Given data -
________________________________________
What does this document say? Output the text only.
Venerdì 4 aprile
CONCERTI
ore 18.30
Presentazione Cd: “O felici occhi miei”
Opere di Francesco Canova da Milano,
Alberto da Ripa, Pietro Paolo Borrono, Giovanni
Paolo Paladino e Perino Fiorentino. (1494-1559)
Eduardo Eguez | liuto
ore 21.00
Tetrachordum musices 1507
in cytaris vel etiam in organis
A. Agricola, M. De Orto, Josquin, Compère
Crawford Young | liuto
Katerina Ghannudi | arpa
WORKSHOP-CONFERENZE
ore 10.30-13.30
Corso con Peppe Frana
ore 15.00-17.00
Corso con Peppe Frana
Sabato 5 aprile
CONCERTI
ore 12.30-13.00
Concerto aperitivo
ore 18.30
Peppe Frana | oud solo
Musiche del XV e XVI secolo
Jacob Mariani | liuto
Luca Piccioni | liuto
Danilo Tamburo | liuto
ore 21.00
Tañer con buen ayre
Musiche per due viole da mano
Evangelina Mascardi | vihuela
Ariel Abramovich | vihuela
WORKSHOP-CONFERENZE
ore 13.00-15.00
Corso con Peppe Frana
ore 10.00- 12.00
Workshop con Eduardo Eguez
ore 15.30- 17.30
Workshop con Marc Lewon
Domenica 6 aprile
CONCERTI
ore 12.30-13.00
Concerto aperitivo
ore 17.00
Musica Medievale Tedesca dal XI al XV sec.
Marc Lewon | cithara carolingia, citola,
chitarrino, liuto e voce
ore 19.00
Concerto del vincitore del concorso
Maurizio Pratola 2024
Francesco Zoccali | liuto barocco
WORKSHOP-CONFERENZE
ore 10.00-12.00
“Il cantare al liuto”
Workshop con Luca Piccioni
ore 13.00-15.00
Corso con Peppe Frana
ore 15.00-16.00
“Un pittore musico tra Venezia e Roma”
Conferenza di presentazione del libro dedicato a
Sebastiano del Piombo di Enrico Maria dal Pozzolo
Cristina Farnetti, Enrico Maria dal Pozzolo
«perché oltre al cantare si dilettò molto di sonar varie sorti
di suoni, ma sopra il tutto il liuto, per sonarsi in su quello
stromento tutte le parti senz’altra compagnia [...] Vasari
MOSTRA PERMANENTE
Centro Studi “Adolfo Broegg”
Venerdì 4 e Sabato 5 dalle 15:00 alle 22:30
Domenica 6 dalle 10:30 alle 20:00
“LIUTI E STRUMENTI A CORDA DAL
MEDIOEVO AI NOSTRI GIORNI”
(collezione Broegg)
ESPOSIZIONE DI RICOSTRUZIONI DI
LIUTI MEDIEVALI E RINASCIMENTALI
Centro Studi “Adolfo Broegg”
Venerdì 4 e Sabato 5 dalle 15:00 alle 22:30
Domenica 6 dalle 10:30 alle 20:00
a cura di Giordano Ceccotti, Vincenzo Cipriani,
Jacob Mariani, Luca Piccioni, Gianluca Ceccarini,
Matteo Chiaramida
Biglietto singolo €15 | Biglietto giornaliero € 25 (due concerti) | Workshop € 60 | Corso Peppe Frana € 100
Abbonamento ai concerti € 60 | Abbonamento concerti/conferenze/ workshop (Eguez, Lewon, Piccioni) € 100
________________________________________
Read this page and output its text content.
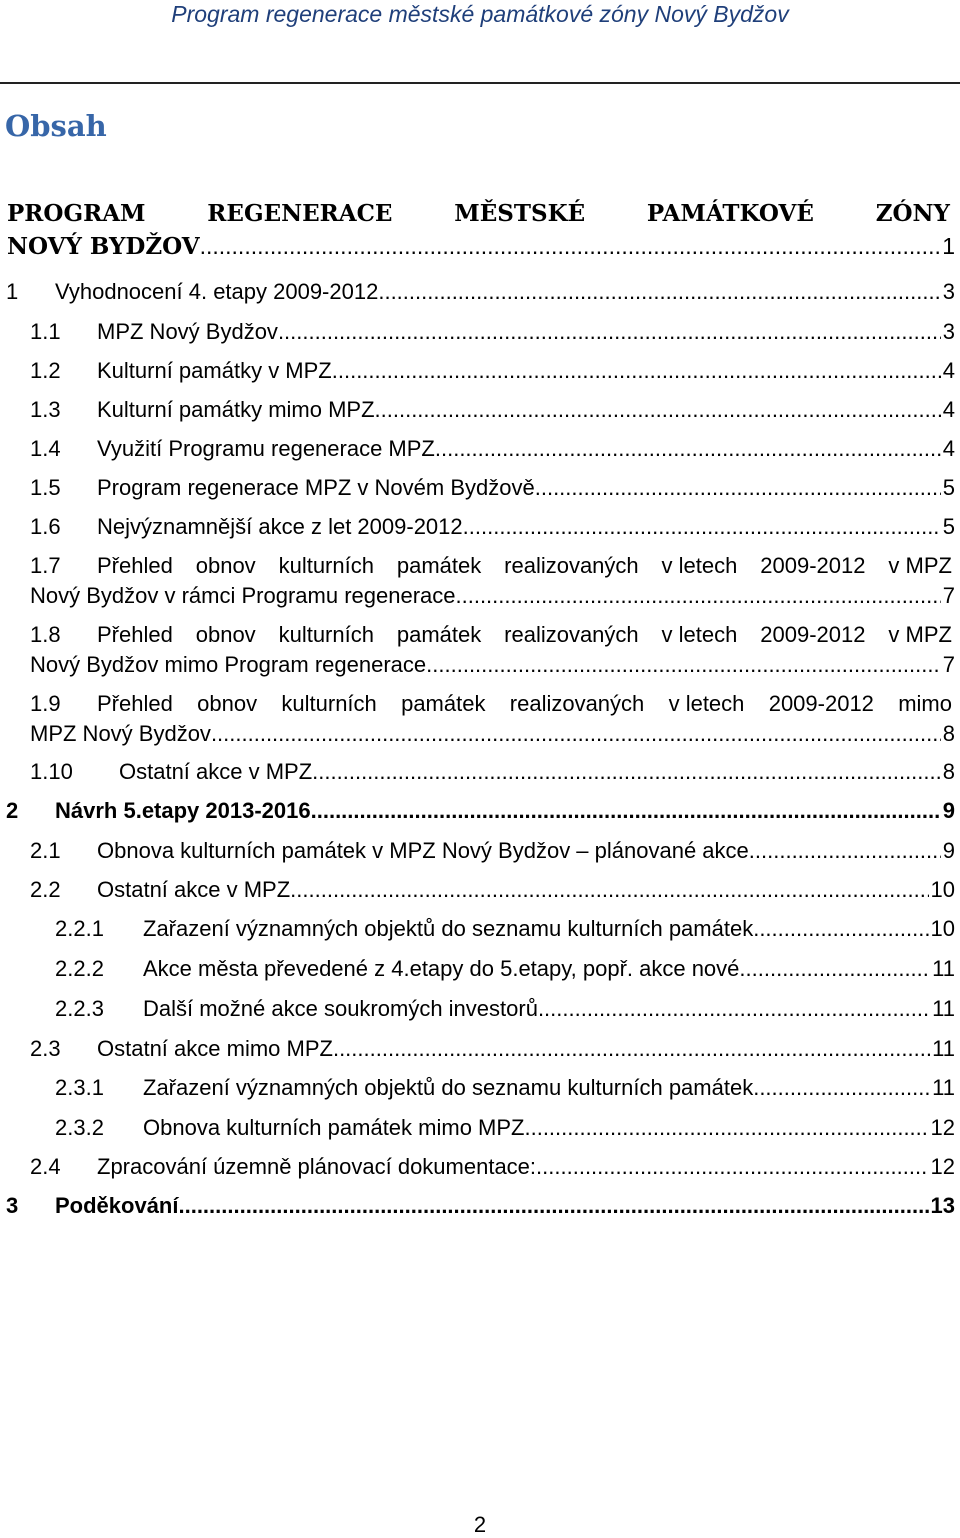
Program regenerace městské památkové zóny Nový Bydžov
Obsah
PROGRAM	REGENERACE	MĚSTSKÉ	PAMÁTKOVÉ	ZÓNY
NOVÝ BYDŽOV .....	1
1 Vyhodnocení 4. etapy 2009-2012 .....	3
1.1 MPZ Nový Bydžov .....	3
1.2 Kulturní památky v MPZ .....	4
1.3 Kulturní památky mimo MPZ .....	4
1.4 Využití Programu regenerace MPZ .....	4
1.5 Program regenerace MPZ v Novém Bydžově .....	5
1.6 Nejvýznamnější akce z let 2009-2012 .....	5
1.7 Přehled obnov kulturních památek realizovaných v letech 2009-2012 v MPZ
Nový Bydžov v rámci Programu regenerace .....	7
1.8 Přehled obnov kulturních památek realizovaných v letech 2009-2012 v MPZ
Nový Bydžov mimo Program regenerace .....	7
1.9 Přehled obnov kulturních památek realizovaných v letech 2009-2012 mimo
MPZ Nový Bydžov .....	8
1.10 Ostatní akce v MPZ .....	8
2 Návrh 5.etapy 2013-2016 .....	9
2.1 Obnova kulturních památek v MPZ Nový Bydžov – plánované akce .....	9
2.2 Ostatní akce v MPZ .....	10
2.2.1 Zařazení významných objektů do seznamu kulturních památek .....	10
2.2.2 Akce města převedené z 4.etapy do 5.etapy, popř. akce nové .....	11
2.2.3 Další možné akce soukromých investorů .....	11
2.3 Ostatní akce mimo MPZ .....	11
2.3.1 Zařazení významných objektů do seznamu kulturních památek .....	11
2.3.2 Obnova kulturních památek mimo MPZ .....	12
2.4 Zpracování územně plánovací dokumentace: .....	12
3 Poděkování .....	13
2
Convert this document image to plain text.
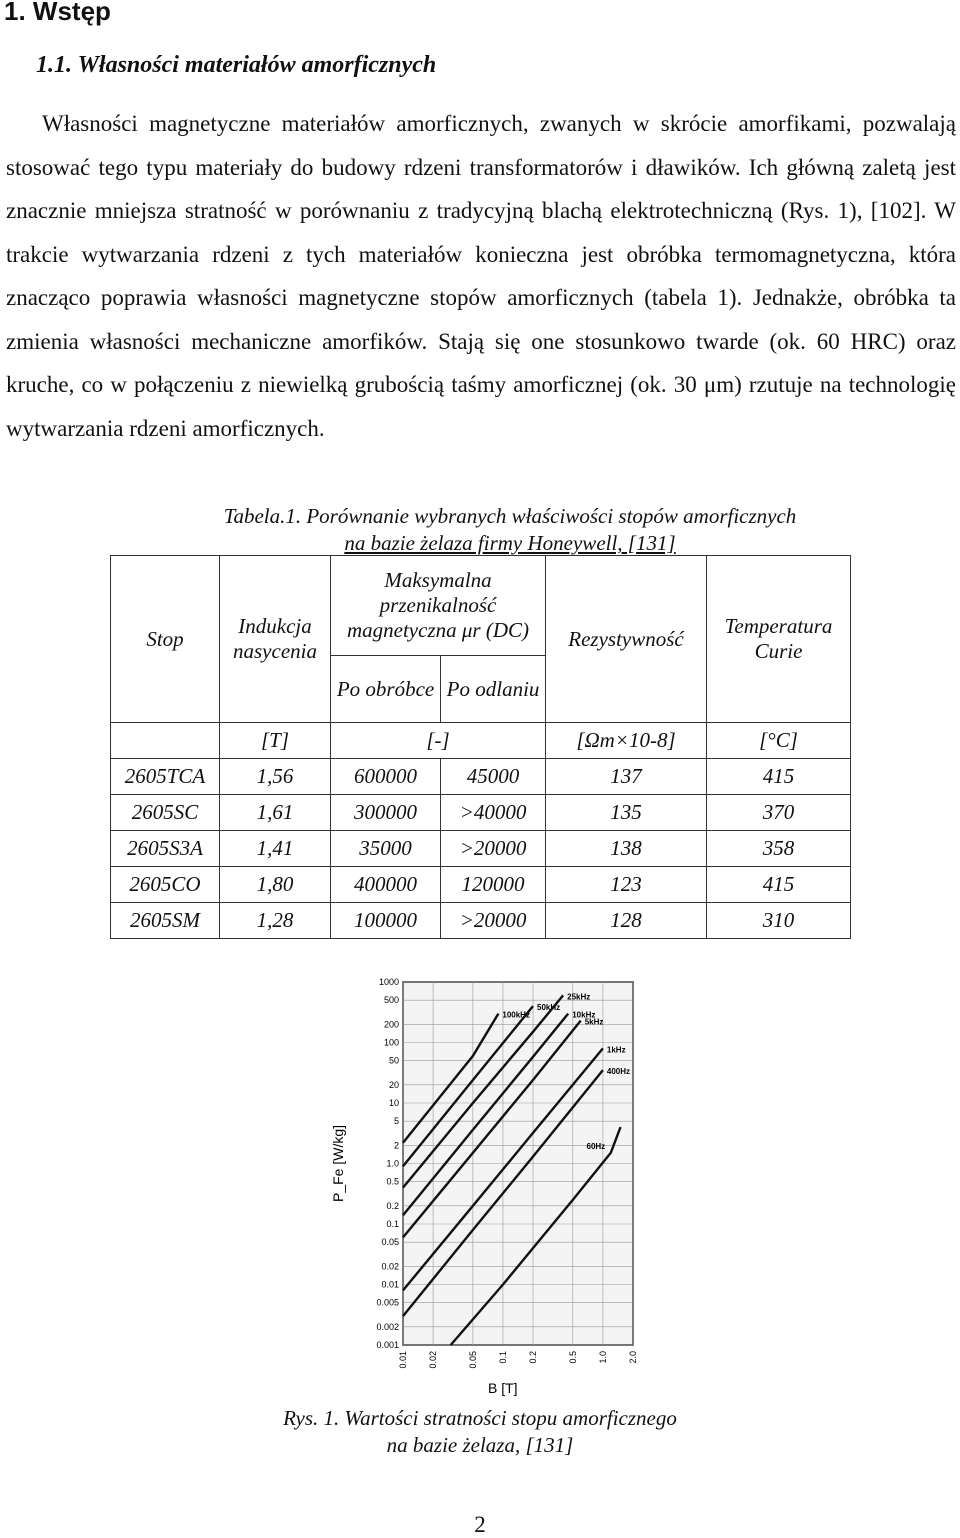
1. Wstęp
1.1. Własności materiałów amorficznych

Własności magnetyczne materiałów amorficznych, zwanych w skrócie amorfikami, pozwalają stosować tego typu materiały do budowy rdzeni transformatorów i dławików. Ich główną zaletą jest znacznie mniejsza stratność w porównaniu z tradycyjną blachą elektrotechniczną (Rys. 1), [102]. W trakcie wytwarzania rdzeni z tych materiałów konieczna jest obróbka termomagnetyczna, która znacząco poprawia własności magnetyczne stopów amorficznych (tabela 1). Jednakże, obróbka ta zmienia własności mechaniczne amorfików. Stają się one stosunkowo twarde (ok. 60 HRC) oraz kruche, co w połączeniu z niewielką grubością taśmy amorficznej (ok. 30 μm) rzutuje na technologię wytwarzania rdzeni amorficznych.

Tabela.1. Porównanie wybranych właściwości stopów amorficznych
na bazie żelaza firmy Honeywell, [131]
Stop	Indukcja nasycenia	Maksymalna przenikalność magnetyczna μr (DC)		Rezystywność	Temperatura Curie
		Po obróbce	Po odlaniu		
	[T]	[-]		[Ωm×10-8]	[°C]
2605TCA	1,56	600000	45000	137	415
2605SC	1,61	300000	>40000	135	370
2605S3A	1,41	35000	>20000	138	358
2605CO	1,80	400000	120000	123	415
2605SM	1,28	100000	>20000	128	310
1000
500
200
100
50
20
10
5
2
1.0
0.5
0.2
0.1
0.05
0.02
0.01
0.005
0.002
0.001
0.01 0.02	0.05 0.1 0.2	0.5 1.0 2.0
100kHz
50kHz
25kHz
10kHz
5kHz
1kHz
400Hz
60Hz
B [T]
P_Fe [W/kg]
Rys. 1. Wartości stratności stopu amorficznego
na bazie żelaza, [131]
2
________________________________________
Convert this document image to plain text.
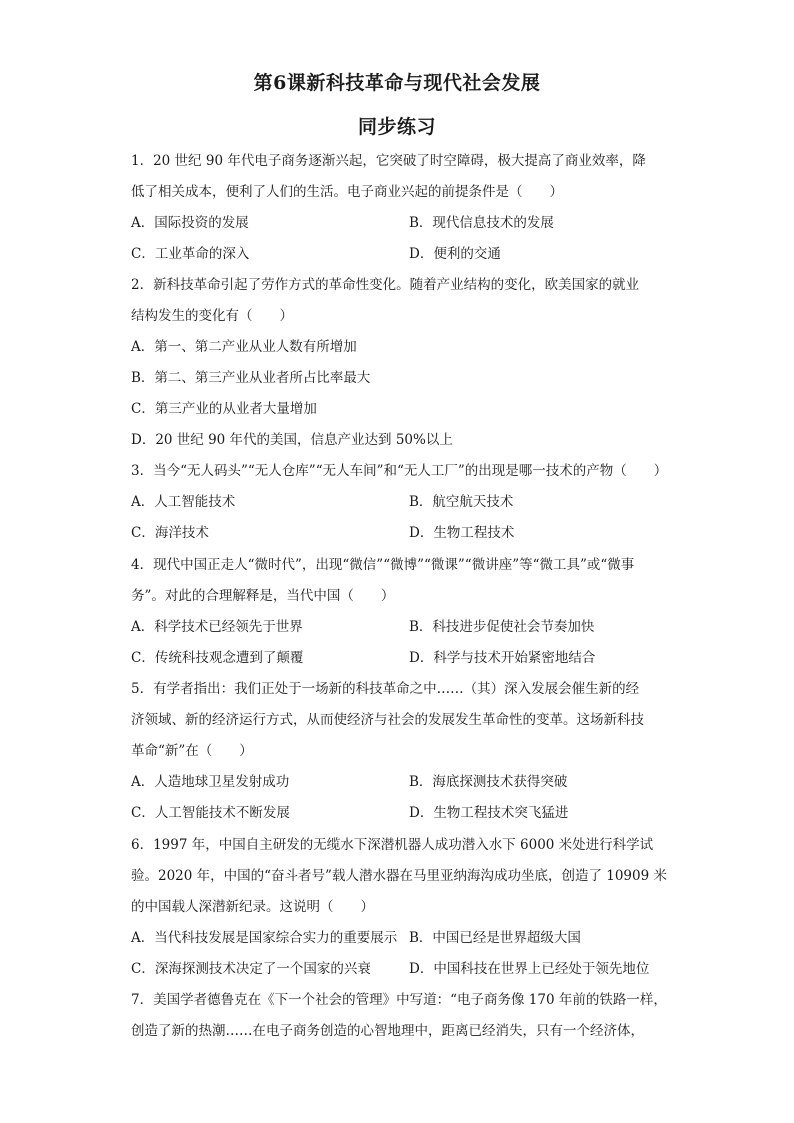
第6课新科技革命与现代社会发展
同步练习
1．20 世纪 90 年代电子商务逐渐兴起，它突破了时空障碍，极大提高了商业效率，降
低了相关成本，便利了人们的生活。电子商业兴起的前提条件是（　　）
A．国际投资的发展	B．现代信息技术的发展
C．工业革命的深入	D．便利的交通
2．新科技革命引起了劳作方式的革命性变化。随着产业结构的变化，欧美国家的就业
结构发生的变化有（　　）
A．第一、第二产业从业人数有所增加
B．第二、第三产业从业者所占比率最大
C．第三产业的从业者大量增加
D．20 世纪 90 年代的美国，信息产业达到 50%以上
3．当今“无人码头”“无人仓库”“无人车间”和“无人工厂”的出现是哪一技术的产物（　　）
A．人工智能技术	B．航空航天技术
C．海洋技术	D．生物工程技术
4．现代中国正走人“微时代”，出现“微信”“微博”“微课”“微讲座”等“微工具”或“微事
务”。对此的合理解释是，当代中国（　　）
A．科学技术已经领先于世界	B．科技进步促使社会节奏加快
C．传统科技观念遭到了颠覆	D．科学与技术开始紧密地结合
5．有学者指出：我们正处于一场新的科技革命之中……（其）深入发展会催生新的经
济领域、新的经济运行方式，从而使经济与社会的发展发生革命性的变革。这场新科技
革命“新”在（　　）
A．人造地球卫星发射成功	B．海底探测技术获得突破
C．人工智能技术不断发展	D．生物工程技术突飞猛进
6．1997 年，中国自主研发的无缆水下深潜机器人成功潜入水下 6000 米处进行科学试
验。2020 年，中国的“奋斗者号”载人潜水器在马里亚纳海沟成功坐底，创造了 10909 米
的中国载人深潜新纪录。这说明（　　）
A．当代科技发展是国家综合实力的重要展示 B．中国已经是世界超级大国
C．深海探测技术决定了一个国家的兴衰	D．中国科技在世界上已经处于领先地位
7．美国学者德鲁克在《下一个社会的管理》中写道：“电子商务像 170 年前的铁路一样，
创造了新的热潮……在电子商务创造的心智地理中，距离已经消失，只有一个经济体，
________________________________________
Stated goal -
Scan the entries above. Copy each line that has the string "objektů".

Exercise answer -
2.2.1 Zařazení významných objektů do seznamu kulturních památek .....	10
2.3.1 Zařazení významných objektů do seznamu kulturních památek .....	11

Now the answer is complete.